__Task brief__
Output only the count of lines that contain "title".

[Extracts from a graphics dataset]
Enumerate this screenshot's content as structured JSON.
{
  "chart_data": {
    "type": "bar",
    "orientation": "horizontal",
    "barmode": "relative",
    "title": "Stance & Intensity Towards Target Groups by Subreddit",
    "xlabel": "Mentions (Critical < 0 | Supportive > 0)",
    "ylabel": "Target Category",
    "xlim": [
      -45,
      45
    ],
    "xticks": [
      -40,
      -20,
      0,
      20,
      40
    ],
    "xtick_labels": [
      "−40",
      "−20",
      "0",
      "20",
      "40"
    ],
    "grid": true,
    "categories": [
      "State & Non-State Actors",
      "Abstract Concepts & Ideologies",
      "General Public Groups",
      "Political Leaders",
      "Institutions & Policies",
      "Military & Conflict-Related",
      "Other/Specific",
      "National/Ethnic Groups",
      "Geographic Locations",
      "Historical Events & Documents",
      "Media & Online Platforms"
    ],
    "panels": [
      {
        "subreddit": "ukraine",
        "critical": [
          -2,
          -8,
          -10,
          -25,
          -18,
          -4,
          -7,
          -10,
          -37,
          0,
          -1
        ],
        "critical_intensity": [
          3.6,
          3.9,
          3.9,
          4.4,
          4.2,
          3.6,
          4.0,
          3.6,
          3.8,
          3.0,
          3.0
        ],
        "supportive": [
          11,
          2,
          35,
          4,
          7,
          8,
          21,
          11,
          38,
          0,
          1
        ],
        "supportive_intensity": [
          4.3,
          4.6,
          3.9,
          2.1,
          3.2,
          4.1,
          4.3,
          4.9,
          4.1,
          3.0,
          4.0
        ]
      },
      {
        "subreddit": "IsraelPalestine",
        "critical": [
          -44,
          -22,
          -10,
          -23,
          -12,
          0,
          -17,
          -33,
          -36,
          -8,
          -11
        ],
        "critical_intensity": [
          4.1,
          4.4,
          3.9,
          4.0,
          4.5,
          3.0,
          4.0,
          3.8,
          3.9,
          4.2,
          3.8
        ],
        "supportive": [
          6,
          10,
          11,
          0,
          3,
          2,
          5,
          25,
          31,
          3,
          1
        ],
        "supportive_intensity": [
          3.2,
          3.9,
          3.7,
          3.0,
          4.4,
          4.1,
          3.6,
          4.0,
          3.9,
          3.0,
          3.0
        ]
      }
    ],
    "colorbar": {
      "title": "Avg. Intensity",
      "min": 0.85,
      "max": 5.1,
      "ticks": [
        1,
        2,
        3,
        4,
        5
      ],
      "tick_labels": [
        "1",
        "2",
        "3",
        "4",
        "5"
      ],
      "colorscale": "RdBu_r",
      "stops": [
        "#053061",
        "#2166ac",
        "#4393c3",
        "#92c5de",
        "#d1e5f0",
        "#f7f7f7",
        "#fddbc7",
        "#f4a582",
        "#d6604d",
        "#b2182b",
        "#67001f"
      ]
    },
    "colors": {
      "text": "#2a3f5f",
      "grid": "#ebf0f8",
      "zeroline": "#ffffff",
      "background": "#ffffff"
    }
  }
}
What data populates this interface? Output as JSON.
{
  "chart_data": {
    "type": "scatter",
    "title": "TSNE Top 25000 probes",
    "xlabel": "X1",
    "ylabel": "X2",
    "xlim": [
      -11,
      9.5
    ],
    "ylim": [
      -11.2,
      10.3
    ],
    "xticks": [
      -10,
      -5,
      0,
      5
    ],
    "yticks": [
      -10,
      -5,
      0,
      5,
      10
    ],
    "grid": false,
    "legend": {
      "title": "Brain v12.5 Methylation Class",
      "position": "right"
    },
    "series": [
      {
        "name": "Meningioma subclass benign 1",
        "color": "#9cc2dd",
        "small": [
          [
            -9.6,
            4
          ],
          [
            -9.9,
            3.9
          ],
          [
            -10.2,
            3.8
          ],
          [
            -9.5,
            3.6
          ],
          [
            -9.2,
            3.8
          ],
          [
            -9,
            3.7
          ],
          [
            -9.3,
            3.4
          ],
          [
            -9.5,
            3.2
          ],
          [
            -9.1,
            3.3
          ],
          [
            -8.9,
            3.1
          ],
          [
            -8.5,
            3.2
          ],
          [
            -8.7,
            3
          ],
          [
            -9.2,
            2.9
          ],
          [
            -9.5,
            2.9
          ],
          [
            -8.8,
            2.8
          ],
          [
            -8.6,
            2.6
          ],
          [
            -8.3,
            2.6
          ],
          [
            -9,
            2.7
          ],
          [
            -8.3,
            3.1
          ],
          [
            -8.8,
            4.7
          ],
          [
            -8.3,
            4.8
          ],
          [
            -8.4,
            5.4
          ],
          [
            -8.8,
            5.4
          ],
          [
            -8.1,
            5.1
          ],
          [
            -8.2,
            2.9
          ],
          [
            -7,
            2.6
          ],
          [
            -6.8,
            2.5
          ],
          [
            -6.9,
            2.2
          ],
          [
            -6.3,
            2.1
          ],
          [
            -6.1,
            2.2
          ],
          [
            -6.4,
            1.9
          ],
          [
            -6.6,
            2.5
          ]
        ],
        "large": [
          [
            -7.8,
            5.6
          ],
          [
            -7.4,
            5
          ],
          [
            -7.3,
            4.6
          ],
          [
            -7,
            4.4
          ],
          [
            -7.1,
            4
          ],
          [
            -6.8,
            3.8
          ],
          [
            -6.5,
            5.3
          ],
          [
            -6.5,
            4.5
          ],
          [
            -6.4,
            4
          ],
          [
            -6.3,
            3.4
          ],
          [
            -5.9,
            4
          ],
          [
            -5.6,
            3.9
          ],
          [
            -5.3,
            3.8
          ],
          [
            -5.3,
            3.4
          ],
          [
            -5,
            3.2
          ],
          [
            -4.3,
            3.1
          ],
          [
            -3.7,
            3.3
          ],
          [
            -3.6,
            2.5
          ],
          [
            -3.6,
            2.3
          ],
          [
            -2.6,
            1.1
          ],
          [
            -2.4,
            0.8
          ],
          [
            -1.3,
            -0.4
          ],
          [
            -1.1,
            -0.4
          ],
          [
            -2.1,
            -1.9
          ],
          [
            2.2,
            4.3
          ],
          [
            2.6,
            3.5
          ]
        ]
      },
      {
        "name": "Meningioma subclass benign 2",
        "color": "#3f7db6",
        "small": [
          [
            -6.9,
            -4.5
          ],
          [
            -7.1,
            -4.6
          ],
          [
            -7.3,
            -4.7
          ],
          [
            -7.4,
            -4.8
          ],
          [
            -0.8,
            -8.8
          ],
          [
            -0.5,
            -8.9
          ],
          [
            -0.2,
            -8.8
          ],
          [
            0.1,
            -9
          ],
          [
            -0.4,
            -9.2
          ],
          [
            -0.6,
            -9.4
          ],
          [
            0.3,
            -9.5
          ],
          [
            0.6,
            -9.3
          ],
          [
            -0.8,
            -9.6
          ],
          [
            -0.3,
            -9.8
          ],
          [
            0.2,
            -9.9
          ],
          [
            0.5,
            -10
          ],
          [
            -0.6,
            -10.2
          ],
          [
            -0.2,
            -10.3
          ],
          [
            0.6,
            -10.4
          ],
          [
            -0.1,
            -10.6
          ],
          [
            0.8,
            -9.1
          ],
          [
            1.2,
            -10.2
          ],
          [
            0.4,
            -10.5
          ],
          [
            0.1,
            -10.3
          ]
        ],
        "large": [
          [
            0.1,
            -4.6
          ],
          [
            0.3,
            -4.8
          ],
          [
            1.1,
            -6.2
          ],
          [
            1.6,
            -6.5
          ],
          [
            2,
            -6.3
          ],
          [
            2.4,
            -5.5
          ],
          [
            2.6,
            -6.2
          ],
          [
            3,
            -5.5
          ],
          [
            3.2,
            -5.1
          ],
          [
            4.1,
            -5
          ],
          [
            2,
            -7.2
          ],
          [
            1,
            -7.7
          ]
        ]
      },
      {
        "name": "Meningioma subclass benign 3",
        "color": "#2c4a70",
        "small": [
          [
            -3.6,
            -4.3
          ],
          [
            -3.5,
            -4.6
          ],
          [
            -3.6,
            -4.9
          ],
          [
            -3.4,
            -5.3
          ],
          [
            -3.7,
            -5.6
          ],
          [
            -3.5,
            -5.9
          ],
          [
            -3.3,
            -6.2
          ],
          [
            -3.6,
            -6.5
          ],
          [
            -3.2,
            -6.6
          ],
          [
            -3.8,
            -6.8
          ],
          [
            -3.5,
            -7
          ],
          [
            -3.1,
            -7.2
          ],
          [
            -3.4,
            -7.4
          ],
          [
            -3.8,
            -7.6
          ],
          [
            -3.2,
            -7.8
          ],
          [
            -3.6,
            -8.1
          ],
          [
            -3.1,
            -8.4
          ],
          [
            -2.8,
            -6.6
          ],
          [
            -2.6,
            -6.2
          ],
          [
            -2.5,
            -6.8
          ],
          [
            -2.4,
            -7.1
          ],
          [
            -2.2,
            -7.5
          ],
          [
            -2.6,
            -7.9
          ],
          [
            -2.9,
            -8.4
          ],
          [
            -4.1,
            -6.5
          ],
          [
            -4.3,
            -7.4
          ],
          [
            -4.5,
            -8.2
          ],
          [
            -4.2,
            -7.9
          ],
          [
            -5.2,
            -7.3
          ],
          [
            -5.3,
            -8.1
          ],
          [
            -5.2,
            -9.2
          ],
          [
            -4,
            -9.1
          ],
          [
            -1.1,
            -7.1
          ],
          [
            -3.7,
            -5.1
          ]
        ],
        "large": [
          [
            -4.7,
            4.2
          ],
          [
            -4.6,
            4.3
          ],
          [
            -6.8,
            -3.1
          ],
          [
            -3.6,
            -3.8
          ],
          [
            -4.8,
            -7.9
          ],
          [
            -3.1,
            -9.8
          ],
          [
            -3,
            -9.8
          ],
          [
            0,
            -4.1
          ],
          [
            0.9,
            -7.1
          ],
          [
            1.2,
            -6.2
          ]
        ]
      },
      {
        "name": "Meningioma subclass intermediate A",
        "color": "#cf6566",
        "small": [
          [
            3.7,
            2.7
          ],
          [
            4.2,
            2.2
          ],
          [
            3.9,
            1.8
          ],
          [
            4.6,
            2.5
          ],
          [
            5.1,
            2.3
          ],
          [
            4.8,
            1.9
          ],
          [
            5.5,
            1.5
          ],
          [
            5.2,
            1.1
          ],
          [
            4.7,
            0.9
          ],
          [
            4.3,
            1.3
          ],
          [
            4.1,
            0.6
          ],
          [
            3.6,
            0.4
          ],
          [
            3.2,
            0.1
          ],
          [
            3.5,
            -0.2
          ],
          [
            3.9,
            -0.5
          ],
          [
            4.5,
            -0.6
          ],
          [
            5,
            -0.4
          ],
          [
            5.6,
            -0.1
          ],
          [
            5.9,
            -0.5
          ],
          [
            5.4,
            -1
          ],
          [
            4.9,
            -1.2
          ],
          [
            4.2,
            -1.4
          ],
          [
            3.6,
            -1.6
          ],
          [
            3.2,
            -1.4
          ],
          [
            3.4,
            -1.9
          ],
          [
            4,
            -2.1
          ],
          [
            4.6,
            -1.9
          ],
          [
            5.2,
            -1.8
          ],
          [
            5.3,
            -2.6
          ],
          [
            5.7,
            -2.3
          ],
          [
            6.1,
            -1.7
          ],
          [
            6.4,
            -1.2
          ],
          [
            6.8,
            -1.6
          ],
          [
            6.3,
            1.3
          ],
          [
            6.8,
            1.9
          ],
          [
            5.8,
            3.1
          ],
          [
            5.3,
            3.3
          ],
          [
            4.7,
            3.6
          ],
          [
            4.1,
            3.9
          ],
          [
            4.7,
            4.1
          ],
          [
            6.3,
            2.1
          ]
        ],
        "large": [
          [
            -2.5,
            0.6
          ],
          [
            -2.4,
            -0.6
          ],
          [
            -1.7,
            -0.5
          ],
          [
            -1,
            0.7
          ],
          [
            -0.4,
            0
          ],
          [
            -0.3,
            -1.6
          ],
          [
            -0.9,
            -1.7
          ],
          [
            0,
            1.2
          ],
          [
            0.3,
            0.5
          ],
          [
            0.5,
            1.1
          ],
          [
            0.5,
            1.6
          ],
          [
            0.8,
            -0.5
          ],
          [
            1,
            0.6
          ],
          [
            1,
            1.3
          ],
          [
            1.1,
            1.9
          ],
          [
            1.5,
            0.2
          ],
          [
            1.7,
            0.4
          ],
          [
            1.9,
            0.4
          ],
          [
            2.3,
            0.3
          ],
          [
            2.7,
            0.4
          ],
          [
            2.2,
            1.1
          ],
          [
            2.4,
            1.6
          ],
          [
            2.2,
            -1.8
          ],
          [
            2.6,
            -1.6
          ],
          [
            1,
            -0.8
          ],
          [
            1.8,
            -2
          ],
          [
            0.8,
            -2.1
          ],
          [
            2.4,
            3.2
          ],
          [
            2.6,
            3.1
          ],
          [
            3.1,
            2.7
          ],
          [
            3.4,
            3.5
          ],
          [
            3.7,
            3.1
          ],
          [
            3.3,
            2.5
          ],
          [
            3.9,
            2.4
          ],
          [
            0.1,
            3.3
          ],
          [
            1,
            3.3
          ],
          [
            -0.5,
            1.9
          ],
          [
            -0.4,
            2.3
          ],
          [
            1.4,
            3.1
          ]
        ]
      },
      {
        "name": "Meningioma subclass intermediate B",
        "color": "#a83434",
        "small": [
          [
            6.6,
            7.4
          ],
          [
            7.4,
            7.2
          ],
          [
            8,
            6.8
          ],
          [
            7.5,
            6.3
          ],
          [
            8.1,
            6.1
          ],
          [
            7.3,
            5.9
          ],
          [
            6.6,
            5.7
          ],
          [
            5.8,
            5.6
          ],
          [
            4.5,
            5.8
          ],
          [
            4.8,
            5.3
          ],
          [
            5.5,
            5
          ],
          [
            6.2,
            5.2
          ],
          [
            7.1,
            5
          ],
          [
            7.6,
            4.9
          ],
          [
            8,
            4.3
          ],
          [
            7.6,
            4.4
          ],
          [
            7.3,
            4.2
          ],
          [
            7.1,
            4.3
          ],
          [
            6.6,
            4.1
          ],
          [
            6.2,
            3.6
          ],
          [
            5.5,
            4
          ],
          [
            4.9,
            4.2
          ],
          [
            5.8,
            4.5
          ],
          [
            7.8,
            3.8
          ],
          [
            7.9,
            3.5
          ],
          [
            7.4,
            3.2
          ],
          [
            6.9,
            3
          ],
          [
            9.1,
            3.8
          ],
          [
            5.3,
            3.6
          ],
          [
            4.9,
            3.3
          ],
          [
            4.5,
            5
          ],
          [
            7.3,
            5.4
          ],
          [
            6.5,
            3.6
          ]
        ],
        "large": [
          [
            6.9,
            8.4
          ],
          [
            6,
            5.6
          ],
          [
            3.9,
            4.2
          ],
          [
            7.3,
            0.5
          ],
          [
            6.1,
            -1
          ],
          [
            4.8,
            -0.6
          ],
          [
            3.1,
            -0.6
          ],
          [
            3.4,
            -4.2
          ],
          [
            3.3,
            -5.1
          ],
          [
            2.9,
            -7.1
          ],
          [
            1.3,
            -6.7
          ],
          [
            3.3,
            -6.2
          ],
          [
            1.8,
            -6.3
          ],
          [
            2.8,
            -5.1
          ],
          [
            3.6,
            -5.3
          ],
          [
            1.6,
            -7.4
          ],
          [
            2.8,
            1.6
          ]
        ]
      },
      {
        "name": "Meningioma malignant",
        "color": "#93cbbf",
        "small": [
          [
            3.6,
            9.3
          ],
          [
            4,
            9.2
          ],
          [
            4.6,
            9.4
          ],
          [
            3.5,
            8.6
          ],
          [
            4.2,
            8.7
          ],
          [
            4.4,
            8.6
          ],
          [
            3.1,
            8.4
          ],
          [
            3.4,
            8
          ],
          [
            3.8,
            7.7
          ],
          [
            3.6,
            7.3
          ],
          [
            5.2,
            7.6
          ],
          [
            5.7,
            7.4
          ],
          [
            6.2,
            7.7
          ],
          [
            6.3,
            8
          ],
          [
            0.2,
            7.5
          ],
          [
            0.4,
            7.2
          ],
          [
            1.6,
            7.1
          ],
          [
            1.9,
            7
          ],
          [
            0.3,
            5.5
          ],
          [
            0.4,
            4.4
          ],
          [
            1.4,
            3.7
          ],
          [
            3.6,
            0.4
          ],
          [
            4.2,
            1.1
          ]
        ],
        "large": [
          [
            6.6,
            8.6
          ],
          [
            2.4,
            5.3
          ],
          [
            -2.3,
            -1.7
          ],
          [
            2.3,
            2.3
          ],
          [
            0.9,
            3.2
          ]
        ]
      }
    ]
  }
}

__The reply__
4